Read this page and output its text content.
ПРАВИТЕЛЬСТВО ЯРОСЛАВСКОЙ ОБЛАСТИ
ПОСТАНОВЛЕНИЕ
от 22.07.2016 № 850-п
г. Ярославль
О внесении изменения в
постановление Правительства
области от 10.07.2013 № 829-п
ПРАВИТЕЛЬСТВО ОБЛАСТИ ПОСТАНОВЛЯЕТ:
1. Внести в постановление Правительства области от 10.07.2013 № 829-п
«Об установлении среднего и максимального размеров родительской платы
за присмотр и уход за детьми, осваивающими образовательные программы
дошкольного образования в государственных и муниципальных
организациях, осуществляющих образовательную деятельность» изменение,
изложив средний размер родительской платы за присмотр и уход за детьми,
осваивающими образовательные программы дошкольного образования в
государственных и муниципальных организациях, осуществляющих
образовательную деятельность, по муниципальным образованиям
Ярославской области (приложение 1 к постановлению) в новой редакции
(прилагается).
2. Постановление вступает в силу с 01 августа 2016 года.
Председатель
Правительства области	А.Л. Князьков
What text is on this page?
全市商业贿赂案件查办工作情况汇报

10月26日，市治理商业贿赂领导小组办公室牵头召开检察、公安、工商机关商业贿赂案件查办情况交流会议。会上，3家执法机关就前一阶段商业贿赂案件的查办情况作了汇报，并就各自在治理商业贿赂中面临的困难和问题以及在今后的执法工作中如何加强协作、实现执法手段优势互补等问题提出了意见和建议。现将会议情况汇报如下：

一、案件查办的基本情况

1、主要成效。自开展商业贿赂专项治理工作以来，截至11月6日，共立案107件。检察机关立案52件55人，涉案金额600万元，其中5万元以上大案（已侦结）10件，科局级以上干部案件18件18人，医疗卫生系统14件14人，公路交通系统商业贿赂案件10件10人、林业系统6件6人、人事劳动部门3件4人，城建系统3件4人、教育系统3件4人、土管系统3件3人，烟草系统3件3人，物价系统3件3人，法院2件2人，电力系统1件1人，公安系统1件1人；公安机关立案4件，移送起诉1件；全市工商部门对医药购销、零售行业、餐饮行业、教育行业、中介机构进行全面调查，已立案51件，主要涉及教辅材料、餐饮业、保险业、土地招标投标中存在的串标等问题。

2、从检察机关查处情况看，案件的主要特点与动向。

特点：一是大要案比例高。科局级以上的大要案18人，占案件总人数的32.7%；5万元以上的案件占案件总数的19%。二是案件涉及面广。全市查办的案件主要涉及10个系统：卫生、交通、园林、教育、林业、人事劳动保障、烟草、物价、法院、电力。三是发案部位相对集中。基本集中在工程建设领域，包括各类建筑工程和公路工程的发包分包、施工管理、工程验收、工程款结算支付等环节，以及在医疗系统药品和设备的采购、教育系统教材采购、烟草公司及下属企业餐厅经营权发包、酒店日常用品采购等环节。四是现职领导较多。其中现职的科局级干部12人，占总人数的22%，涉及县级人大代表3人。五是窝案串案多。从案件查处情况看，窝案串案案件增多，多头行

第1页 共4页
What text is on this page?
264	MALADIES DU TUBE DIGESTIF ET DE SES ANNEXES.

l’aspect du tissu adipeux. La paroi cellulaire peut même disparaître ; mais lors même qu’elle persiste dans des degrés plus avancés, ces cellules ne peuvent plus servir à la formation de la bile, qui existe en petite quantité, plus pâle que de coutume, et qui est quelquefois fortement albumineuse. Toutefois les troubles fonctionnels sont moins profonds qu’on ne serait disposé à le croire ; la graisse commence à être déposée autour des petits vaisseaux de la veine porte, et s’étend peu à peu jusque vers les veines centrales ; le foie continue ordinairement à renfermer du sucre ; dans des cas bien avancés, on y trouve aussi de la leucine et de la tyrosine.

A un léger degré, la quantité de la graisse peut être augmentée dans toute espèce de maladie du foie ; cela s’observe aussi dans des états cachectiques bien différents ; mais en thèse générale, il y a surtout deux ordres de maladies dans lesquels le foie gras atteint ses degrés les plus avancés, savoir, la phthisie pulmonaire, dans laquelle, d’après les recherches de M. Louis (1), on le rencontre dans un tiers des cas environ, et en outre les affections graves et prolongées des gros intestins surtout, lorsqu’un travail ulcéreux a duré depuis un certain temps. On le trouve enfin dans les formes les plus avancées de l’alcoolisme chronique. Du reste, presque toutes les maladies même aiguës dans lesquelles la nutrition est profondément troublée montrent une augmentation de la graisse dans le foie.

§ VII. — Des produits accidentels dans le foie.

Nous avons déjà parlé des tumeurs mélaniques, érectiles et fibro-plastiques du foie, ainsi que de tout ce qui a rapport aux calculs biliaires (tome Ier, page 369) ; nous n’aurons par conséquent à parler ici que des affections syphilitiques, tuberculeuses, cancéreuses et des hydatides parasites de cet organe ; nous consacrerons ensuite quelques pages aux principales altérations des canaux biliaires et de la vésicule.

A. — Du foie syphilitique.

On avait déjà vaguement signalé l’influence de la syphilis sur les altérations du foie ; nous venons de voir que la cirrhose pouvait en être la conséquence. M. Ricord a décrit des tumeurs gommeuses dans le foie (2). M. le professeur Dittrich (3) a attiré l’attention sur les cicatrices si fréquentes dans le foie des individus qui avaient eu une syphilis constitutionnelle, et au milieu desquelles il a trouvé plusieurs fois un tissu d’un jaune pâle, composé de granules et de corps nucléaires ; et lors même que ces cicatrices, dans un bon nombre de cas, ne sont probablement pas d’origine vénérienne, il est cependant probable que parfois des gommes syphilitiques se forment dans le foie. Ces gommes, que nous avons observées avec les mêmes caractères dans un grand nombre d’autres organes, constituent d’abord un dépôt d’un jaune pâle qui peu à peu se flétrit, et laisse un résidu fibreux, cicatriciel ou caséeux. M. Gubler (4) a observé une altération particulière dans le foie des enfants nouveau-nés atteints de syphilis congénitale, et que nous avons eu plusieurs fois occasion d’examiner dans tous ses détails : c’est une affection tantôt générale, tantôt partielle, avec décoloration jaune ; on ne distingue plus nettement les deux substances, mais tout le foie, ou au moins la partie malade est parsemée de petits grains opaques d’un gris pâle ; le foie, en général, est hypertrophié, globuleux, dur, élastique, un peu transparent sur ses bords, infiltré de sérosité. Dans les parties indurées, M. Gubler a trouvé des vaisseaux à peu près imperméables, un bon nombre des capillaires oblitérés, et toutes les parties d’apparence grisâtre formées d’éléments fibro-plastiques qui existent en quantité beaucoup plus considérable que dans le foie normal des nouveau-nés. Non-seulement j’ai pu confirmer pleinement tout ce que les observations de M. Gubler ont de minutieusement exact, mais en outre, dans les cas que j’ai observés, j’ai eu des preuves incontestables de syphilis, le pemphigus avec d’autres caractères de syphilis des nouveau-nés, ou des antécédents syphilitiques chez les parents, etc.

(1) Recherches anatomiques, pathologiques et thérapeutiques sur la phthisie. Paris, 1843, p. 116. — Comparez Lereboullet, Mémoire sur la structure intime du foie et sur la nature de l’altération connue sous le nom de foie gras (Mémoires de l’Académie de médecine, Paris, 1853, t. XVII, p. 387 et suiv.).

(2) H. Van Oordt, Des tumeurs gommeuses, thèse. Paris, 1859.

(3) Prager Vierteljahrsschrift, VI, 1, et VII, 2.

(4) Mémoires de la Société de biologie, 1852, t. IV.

■ ■ ■ ■ ■ ■ ■

WRITTEN EXERCISE = Extract all lines of the records above that include "организациях".

SOLUTION TO THIS PROBLEM =
организациях, осуществляющих образовательную деятельность» изменение,
государственных и муниципальных организациях, осуществляющих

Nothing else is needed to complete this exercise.